## BEGIN
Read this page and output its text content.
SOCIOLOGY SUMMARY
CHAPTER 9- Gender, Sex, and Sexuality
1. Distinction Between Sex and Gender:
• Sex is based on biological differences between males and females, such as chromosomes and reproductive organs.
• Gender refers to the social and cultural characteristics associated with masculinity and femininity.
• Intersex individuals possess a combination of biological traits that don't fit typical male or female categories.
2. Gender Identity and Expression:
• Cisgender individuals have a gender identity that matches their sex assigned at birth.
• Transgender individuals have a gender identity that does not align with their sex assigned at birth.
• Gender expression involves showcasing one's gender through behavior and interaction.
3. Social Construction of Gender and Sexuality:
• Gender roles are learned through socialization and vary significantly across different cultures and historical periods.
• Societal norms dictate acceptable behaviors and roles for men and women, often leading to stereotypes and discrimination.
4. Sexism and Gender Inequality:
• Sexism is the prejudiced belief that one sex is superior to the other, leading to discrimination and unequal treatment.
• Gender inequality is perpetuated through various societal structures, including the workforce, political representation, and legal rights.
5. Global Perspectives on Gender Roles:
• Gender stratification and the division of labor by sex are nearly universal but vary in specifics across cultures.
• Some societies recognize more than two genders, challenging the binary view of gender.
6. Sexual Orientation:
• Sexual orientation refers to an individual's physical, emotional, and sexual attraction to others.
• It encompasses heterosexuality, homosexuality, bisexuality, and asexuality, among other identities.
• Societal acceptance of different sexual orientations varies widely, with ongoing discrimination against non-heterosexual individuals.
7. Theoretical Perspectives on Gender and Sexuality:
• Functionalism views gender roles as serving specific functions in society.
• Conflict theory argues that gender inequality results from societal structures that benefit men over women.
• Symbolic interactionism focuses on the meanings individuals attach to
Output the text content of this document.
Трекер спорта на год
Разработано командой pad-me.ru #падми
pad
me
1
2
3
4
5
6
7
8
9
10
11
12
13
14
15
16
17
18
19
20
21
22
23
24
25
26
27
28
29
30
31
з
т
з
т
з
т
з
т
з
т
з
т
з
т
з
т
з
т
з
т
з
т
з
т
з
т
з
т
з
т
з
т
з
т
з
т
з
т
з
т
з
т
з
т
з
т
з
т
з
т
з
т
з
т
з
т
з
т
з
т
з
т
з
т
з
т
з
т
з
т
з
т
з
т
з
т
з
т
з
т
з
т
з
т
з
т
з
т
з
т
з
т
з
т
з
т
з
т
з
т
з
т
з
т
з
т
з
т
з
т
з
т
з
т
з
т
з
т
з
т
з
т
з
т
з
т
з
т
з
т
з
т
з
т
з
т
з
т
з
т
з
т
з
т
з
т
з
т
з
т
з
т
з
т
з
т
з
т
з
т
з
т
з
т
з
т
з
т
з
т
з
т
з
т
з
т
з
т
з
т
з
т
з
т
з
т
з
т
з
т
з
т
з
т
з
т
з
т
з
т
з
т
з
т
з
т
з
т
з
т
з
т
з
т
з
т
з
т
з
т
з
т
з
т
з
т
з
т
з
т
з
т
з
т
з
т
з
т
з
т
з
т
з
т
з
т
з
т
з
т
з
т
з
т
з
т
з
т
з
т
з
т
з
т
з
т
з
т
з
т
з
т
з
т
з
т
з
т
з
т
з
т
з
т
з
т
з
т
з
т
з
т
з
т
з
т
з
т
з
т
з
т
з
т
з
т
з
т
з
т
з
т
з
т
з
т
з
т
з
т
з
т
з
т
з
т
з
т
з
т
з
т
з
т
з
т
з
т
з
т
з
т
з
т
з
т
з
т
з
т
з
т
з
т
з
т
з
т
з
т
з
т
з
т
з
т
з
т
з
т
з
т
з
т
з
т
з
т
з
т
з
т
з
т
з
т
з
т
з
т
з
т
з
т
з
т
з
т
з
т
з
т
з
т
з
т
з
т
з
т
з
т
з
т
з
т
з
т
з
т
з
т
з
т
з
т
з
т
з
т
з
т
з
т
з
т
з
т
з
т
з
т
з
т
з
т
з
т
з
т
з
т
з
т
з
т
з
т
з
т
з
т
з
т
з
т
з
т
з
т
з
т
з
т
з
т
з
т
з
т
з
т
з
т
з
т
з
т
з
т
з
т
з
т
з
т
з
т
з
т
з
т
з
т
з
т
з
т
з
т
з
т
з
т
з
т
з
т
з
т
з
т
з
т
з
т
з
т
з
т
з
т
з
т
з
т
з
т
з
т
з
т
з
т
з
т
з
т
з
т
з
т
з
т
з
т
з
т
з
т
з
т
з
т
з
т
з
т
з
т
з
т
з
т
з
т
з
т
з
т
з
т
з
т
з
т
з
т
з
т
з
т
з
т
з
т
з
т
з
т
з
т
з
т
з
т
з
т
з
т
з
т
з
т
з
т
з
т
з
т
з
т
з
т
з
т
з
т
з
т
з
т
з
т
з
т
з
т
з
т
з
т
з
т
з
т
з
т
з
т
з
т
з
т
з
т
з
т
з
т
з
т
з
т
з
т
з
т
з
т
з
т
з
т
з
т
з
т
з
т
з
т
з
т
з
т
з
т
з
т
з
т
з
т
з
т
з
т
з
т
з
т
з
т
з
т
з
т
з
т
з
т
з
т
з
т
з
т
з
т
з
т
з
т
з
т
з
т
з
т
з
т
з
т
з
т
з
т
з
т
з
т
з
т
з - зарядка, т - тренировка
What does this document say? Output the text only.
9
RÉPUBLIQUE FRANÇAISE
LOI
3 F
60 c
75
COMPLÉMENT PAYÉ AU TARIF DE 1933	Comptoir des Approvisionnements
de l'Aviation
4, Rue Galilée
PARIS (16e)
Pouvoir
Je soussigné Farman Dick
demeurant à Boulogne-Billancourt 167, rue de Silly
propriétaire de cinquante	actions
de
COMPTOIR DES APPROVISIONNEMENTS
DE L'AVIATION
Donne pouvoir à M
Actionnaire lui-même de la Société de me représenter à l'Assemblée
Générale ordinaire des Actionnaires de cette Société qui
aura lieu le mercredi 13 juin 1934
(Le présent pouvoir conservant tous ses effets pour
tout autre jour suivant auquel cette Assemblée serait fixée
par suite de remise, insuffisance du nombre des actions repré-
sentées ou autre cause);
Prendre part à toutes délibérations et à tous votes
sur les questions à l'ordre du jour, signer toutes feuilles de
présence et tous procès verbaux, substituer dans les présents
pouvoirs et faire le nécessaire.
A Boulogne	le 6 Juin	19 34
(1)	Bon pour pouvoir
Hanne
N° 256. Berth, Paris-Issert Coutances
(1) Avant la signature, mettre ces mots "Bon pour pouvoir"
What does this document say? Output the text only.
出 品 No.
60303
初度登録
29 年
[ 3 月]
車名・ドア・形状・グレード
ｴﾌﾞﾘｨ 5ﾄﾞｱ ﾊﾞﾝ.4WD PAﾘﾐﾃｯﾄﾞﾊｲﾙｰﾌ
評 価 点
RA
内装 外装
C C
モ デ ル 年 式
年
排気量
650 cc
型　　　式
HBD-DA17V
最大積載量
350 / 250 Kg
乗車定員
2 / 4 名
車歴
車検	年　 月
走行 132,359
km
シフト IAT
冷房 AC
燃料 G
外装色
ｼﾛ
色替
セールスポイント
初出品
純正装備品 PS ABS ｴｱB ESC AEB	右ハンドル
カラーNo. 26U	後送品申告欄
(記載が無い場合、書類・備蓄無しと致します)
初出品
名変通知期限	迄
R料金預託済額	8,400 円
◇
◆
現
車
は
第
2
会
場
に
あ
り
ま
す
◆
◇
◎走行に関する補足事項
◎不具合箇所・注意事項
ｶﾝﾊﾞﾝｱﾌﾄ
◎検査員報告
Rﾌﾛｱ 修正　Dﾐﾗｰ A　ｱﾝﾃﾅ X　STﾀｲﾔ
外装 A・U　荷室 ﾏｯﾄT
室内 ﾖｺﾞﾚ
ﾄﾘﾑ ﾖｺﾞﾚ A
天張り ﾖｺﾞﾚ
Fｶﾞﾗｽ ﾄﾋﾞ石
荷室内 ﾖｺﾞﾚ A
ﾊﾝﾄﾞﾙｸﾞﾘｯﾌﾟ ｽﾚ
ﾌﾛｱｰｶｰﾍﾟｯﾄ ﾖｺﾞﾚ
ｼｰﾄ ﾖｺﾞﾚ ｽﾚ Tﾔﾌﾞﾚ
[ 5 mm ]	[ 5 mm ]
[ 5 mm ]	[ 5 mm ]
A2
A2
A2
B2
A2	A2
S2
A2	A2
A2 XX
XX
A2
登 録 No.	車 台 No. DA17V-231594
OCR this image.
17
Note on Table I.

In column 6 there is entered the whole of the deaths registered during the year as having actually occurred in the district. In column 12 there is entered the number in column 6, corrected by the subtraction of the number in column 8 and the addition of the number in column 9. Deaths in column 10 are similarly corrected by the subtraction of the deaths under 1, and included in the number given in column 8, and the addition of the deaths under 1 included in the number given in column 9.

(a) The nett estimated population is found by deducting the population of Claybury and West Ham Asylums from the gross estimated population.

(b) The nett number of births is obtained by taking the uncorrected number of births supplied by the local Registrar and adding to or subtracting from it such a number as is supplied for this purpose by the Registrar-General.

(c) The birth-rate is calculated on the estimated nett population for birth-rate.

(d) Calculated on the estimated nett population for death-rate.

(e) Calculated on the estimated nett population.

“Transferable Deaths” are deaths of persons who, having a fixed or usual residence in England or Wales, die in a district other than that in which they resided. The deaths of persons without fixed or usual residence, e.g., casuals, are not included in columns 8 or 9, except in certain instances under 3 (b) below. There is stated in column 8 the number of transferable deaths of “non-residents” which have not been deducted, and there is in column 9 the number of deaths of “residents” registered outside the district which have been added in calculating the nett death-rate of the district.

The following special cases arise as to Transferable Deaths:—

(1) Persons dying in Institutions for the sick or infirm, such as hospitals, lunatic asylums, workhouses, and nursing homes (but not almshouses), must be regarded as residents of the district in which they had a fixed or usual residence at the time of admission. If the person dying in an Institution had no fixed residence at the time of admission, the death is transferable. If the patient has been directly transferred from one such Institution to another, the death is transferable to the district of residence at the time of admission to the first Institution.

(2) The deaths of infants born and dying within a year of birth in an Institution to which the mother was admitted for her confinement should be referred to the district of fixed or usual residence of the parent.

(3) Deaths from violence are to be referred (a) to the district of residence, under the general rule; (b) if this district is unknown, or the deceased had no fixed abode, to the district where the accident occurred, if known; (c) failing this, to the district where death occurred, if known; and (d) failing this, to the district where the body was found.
## END
### WHAT IS BEING ASKED:
Lines of the listing that contain the word "leading" are to be counted; report only their number.

### TASK RESPONSE:
2